» Data provided
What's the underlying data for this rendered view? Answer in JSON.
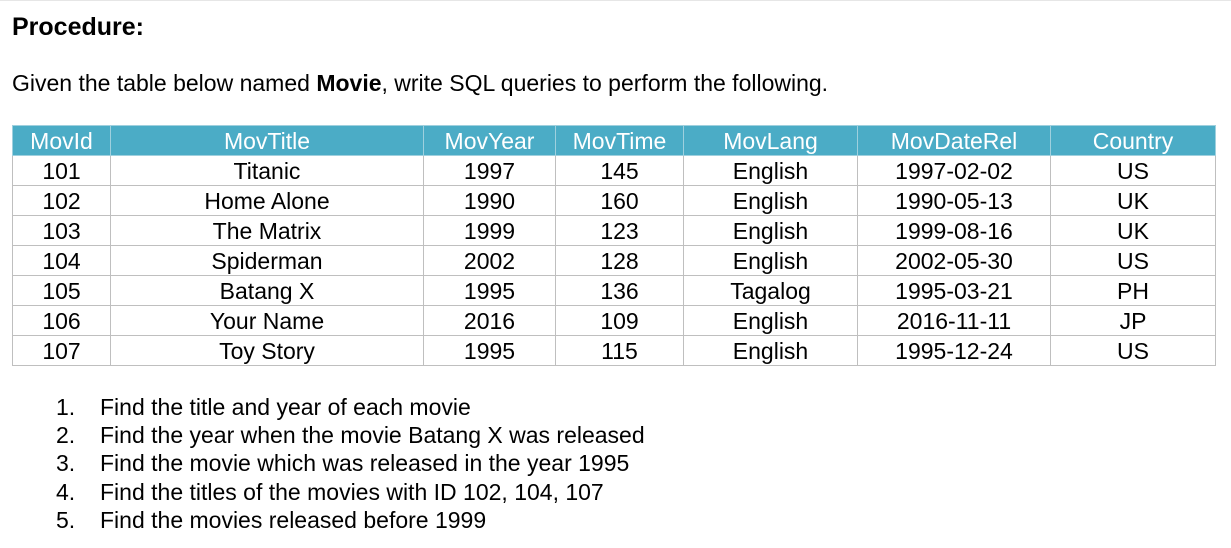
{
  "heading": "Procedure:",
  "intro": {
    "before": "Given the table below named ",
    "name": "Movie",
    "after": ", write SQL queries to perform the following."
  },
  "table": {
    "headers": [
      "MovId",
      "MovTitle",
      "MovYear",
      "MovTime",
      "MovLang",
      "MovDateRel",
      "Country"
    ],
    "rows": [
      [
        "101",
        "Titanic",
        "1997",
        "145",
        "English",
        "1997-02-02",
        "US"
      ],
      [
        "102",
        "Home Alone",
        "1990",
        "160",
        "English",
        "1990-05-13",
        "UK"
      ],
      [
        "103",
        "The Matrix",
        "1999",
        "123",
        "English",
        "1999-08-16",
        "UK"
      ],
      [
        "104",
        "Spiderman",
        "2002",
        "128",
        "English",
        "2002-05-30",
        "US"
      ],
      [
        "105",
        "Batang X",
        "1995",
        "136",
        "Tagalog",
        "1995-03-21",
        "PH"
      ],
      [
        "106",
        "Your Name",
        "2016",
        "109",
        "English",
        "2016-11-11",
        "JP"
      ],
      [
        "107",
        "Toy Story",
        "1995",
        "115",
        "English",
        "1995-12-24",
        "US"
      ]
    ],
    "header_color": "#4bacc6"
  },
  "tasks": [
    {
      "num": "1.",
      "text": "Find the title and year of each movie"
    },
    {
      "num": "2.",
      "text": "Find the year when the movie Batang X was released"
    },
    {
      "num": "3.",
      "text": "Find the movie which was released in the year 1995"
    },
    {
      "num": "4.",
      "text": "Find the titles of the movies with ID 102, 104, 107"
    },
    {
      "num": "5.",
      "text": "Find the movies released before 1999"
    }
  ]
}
==
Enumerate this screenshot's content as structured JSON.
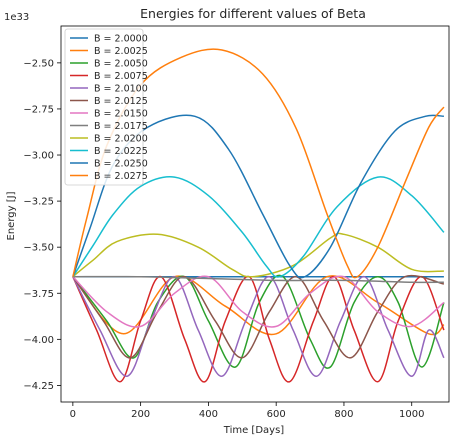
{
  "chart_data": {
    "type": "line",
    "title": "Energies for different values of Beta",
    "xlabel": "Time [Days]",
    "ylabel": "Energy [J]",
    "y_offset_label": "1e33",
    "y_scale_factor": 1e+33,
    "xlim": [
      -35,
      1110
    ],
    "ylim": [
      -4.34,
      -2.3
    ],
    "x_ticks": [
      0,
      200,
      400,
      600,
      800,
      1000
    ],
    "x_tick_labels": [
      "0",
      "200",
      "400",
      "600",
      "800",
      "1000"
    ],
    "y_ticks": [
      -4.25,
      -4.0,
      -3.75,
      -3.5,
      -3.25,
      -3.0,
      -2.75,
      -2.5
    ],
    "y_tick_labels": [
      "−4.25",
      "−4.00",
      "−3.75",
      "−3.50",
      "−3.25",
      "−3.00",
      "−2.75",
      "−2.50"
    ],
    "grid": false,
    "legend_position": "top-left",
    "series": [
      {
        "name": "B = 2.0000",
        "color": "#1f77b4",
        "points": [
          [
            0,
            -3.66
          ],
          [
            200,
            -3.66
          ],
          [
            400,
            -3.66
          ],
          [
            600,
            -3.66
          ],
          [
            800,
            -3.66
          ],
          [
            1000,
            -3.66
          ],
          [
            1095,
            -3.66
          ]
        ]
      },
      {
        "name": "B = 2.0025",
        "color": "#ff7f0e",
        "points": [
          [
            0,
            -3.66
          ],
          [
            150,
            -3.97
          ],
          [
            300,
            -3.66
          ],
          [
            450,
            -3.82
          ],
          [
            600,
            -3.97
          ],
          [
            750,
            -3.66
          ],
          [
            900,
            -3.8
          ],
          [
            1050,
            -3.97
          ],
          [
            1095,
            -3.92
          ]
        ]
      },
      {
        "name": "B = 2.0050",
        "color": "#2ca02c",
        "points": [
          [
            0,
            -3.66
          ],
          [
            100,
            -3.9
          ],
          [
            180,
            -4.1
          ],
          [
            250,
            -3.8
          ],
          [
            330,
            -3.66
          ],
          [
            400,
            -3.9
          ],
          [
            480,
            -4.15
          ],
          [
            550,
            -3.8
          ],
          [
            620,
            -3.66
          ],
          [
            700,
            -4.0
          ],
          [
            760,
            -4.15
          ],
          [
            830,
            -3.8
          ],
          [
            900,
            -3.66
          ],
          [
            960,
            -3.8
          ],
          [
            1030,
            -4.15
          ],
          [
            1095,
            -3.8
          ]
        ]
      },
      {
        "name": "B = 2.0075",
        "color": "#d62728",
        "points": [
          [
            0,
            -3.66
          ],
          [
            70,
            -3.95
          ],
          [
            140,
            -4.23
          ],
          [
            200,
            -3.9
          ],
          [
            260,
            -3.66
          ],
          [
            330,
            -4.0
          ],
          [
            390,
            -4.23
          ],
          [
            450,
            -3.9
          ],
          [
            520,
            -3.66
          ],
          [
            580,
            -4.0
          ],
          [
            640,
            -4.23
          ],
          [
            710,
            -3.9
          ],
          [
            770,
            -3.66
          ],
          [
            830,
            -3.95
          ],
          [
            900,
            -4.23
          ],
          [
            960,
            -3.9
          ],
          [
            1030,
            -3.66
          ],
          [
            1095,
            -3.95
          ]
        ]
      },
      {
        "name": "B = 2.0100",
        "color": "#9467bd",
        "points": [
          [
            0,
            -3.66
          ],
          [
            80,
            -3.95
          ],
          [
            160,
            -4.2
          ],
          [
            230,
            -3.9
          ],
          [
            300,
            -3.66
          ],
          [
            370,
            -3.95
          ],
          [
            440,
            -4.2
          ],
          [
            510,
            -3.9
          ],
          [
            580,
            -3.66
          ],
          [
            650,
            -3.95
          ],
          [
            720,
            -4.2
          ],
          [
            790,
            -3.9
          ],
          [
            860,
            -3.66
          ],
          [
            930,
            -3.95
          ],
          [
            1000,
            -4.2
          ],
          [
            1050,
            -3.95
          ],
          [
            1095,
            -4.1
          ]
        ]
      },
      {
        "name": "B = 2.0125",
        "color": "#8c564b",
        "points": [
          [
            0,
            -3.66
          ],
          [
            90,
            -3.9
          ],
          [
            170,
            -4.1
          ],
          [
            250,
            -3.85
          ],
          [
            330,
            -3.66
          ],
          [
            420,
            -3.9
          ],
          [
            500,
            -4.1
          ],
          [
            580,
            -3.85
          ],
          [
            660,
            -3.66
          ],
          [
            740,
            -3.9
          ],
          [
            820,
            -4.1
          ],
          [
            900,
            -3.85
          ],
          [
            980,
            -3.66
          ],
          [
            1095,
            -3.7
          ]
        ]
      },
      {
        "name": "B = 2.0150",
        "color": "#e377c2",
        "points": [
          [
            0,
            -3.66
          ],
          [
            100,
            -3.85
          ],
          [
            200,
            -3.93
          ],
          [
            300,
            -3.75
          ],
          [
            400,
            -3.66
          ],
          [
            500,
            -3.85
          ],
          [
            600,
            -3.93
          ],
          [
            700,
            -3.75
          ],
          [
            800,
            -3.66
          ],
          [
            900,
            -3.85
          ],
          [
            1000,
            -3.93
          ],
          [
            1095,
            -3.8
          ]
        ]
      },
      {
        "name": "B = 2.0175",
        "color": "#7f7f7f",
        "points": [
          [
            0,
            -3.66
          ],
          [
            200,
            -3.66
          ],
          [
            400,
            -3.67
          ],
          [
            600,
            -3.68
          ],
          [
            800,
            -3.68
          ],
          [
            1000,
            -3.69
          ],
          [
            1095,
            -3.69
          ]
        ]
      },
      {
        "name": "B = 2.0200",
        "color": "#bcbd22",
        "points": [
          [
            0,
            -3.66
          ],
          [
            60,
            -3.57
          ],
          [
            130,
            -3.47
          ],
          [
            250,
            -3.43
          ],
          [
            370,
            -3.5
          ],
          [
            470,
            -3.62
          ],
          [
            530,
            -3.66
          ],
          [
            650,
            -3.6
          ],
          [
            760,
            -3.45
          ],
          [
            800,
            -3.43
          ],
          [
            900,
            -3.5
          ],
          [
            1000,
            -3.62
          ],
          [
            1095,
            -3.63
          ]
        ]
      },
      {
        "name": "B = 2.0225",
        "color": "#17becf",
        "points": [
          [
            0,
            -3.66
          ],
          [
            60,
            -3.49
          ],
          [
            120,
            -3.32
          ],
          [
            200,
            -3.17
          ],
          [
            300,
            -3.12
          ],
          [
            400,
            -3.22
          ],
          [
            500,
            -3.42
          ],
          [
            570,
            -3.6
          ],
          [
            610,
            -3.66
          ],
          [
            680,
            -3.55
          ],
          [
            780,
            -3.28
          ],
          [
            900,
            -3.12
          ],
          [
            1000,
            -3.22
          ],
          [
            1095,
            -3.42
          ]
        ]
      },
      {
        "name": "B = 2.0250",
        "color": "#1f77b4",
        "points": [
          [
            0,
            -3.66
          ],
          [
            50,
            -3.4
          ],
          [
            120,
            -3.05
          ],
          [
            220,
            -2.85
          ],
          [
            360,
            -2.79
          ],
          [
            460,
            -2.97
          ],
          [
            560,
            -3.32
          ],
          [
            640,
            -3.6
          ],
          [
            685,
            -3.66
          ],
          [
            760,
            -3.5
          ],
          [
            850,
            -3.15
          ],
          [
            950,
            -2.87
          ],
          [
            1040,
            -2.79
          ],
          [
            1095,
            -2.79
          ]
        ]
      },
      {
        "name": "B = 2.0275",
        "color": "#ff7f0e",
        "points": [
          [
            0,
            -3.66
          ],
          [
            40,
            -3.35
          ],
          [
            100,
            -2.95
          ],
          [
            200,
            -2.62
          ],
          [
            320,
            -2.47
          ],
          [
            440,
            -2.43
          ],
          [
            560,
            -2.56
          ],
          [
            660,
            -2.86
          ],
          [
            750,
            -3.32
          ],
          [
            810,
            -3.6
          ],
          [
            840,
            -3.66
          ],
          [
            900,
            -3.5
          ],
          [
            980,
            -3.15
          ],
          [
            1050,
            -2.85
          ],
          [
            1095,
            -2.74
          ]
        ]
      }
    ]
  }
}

» Task to carry out
Using the material above, gather every line that includes "movies".

» Response for this exercise
      "text": "Find the titles of the movies with ID 102, 104, 107"
      "text": "Find the movies released before 1999"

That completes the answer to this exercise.